> _TO BE DONE_: Every line in the listing is to be echoed verbatim.

> _MATERIAL FOR THE TASK_:

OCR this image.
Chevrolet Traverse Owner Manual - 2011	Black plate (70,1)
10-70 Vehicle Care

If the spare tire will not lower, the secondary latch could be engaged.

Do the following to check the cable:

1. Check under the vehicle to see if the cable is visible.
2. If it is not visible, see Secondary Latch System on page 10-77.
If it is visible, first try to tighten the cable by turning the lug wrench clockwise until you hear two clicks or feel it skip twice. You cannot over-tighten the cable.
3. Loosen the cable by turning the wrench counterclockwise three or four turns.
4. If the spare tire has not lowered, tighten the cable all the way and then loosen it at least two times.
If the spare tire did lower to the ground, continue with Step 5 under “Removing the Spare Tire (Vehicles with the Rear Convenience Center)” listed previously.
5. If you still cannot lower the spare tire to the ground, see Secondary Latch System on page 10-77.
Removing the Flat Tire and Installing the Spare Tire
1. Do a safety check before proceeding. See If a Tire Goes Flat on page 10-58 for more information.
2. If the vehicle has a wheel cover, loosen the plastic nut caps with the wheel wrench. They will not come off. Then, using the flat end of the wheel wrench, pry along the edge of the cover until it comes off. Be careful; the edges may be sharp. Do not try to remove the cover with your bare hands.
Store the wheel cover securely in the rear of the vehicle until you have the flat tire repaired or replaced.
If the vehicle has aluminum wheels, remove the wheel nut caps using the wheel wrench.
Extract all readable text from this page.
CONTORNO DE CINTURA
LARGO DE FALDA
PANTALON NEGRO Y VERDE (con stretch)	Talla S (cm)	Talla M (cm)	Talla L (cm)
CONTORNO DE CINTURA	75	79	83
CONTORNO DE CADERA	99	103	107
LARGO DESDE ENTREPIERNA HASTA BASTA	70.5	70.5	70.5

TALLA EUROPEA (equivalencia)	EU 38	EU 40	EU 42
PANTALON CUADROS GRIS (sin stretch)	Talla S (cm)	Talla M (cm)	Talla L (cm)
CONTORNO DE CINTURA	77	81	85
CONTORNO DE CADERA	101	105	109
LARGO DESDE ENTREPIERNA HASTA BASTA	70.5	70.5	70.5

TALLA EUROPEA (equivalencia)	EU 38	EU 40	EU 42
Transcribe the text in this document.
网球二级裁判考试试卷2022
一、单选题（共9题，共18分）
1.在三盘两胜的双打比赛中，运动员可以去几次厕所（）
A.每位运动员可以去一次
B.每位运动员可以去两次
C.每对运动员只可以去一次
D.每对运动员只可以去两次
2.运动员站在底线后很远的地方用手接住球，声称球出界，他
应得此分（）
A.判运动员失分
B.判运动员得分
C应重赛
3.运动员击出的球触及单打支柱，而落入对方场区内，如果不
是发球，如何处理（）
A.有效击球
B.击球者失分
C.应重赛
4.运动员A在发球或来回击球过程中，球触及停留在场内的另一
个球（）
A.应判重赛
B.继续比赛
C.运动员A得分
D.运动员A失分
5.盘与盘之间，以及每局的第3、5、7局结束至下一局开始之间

> _RESULT OF THIS EXERCISE_:
OCR this image.
Chevrolet Traverse Owner Manual - 2011	Black plate (70,1)
10-70 Vehicle Care

If the spare tire will not lower, the secondary latch could be engaged.

Do the following to check the cable:

1. Check under the vehicle to see if the cable is visible.
2. If it is not visible, see Secondary Latch System on page 10-77.
If it is visible, first try to tighten the cable by turning the lug wrench clockwise until you hear two clicks or feel it skip twice. You cannot over-tighten the cable.
3. Loosen the cable by turning the wrench counterclockwise three or four turns.
4. If the spare tire has not lowered, tighten the cable all the way and then loosen it at least two times.
If the spare tire did lower to the ground, continue with Step 5 under “Removing the Spare Tire (Vehicles with the Rear Convenience Center)” listed previously.
5. If you still cannot lower the spare tire to the ground, see Secondary Latch System on page 10-77.
Removing the Flat Tire and Installing the Spare Tire
1. Do a safety check before proceeding. See If a Tire Goes Flat on page 10-58 for more information.
2. If the vehicle has a wheel cover, loosen the plastic nut caps with the wheel wrench. They will not come off. Then, using the flat end of the wheel wrench, pry along the edge of the cover until it comes off. Be careful; the edges may be sharp. Do not try to remove the cover with your bare hands.
Store the wheel cover securely in the rear of the vehicle until you have the flat tire repaired or replaced.
If the vehicle has aluminum wheels, remove the wheel nut caps using the wheel wrench.
Extract all readable text from this page.
CONTORNO DE CINTURA
LARGO DE FALDA
PANTALON NEGRO Y VERDE (con stretch)	Talla S (cm)	Talla M (cm)	Talla L (cm)
CONTORNO DE CINTURA	75	79	83
CONTORNO DE CADERA	99	103	107
LARGO DESDE ENTREPIERNA HASTA BASTA	70.5	70.5	70.5

TALLA EUROPEA (equivalencia)	EU 38	EU 40	EU 42
PANTALON CUADROS GRIS (sin stretch)	Talla S (cm)	Talla M (cm)	Talla L (cm)
CONTORNO DE CINTURA	77	81	85
CONTORNO DE CADERA	101	105	109
LARGO DESDE ENTREPIERNA HASTA BASTA	70.5	70.5	70.5

TALLA EUROPEA (equivalencia)	EU 38	EU 40	EU 42
Transcribe the text in this document.
网球二级裁判考试试卷2022
一、单选题（共9题，共18分）
1.在三盘两胜的双打比赛中，运动员可以去几次厕所（）
A.每位运动员可以去一次
B.每位运动员可以去两次
C.每对运动员只可以去一次
D.每对运动员只可以去两次
2.运动员站在底线后很远的地方用手接住球，声称球出界，他
应得此分（）
A.判运动员失分
B.判运动员得分
C应重赛
3.运动员击出的球触及单打支柱，而落入对方场区内，如果不
是发球，如何处理（）
A.有效击球
B.击球者失分
C.应重赛
4.运动员A在发球或来回击球过程中，球触及停留在场内的另一
个球（）
A.应判重赛
B.继续比赛
C.运动员A得分
D.运动员A失分
5.盘与盘之间，以及每局的第3、5、7局结束至下一局开始之间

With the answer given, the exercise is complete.